**TASK INSTRUCTIONS:**
With the line containing "Convert this document image to plain text." as the first line and the last line of the records as the final one, reproduce that range exactly.

**SOURCE MATERIAL:**
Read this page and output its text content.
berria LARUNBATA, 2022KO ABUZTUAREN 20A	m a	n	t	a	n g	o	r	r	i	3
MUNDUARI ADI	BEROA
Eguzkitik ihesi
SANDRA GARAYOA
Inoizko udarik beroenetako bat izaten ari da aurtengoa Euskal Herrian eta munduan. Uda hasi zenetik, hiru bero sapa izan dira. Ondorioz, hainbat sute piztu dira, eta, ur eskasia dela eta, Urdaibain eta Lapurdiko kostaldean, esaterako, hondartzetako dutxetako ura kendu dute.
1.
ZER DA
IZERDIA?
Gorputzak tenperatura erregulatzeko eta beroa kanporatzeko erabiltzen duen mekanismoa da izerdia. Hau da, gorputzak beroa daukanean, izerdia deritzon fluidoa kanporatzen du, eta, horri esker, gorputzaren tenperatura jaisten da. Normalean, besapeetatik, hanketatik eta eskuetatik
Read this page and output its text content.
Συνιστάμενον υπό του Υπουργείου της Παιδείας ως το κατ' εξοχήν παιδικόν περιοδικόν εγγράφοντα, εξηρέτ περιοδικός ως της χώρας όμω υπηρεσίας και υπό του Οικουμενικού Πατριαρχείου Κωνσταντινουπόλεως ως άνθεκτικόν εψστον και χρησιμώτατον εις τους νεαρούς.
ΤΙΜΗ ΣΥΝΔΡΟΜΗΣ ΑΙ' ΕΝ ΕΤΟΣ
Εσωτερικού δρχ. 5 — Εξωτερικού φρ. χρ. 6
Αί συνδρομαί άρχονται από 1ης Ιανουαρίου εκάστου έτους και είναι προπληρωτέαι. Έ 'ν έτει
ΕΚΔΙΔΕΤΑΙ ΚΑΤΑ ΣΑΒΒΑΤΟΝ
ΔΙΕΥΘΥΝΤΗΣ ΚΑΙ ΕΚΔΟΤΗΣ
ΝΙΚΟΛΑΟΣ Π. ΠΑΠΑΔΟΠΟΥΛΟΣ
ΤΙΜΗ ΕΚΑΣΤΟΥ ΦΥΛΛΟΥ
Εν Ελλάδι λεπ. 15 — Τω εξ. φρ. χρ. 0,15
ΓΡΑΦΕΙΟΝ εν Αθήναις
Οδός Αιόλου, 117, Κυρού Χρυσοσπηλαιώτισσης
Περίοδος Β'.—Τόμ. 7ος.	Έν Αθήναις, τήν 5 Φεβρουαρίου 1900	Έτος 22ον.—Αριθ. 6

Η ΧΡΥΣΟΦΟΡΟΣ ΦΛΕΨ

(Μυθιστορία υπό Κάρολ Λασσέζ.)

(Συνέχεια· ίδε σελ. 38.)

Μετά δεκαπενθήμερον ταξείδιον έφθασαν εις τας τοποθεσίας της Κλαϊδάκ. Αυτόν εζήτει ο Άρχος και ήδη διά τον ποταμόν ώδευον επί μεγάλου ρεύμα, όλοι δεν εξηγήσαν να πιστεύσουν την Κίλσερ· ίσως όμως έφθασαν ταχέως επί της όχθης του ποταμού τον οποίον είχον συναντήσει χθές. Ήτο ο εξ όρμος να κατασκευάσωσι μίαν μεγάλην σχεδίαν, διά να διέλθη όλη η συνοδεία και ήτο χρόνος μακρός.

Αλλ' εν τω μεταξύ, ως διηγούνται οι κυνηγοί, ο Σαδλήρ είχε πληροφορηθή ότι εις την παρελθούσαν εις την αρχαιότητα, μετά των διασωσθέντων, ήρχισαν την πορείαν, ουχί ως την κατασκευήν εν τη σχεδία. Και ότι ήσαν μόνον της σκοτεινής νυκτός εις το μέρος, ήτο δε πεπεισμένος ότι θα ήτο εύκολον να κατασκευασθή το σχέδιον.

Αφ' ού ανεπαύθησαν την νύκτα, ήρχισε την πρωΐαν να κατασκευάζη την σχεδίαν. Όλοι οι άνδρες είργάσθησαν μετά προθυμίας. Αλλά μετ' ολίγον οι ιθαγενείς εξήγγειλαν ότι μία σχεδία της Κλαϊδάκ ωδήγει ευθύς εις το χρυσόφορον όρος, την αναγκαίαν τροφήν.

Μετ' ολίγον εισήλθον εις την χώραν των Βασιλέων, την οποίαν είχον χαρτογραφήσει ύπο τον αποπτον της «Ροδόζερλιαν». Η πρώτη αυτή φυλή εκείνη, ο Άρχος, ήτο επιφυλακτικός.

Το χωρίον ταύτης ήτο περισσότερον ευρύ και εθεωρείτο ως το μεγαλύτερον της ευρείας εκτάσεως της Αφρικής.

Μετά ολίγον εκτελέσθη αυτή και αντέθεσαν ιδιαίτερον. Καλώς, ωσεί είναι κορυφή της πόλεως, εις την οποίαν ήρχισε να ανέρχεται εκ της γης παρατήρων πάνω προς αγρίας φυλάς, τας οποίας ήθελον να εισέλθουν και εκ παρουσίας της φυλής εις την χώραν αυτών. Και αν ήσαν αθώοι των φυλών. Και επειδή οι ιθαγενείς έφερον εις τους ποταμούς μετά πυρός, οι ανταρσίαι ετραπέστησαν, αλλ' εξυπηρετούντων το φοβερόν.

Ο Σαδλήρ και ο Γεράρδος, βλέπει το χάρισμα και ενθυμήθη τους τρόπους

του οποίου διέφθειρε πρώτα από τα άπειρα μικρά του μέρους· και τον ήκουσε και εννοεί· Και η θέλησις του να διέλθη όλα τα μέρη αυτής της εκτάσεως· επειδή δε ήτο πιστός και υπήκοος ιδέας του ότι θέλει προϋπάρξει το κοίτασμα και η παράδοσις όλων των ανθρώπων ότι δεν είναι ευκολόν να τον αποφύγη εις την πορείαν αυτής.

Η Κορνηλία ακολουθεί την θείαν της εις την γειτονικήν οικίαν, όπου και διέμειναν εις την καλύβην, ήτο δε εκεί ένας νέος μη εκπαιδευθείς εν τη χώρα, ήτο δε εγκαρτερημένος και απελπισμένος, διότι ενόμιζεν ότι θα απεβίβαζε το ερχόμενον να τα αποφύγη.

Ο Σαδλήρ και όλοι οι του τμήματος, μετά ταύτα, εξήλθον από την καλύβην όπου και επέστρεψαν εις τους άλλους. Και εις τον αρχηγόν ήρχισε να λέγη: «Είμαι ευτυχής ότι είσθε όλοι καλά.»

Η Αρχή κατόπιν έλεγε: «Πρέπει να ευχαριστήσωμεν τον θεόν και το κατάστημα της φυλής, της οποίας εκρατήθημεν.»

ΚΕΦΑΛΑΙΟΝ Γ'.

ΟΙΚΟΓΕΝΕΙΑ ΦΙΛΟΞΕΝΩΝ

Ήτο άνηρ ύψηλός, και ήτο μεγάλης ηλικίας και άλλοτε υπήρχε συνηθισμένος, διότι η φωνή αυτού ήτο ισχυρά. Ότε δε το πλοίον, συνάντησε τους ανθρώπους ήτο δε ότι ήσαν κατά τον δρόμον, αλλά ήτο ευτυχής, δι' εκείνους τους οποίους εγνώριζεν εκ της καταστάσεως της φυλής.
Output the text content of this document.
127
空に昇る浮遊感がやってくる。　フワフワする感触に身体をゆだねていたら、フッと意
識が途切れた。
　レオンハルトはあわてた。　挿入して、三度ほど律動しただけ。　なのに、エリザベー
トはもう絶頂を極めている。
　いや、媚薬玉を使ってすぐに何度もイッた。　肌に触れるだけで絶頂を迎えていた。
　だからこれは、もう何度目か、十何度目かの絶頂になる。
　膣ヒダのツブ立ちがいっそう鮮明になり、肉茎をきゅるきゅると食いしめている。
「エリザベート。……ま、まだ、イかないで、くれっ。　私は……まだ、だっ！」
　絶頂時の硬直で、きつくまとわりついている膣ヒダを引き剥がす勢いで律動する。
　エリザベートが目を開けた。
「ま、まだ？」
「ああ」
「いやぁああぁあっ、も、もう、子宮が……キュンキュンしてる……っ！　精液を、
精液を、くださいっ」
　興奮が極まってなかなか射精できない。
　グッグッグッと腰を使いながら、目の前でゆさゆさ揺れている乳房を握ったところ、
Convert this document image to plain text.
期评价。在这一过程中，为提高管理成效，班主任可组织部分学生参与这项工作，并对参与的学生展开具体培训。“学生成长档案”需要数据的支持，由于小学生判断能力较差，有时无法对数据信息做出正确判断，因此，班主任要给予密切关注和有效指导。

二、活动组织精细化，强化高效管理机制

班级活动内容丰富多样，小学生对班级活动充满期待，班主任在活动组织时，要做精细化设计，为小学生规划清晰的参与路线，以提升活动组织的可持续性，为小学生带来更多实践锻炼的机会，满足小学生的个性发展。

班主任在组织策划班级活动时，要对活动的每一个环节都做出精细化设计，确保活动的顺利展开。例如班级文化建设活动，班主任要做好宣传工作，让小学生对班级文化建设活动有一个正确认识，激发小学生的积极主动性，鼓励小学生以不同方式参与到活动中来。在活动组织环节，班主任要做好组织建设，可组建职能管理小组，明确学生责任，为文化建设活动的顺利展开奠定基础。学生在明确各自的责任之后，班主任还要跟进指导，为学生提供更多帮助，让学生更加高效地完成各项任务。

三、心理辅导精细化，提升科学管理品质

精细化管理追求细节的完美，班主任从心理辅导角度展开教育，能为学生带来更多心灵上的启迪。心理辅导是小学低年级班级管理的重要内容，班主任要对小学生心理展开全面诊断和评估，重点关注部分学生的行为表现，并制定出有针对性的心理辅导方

**ANSWER TO THIS TASK:**
Convert this document image to plain text.
期评价。在这一过程中，为提高管理成效，班主任可组织部分学生参与这项工作，并对参与的学生展开具体培训。“学生成长档案”需要数据的支持，由于小学生判断能力较差，有时无法对数据信息做出正确判断，因此，班主任要给予密切关注和有效指导。

二、活动组织精细化，强化高效管理机制

班级活动内容丰富多样，小学生对班级活动充满期待，班主任在活动组织时，要做精细化设计，为小学生规划清晰的参与路线，以提升活动组织的可持续性，为小学生带来更多实践锻炼的机会，满足小学生的个性发展。

班主任在组织策划班级活动时，要对活动的每一个环节都做出精细化设计，确保活动的顺利展开。例如班级文化建设活动，班主任要做好宣传工作，让小学生对班级文化建设活动有一个正确认识，激发小学生的积极主动性，鼓励小学生以不同方式参与到活动中来。在活动组织环节，班主任要做好组织建设，可组建职能管理小组，明确学生责任，为文化建设活动的顺利展开奠定基础。学生在明确各自的责任之后，班主任还要跟进指导，为学生提供更多帮助，让学生更加高效地完成各项任务。

三、心理辅导精细化，提升科学管理品质

精细化管理追求细节的完美，班主任从心理辅导角度展开教育，能为学生带来更多心灵上的启迪。心理辅导是小学低年级班级管理的重要内容，班主任要对小学生心理展开全面诊断和评估，重点关注部分学生的行为表现，并制定出有针对性的心理辅导方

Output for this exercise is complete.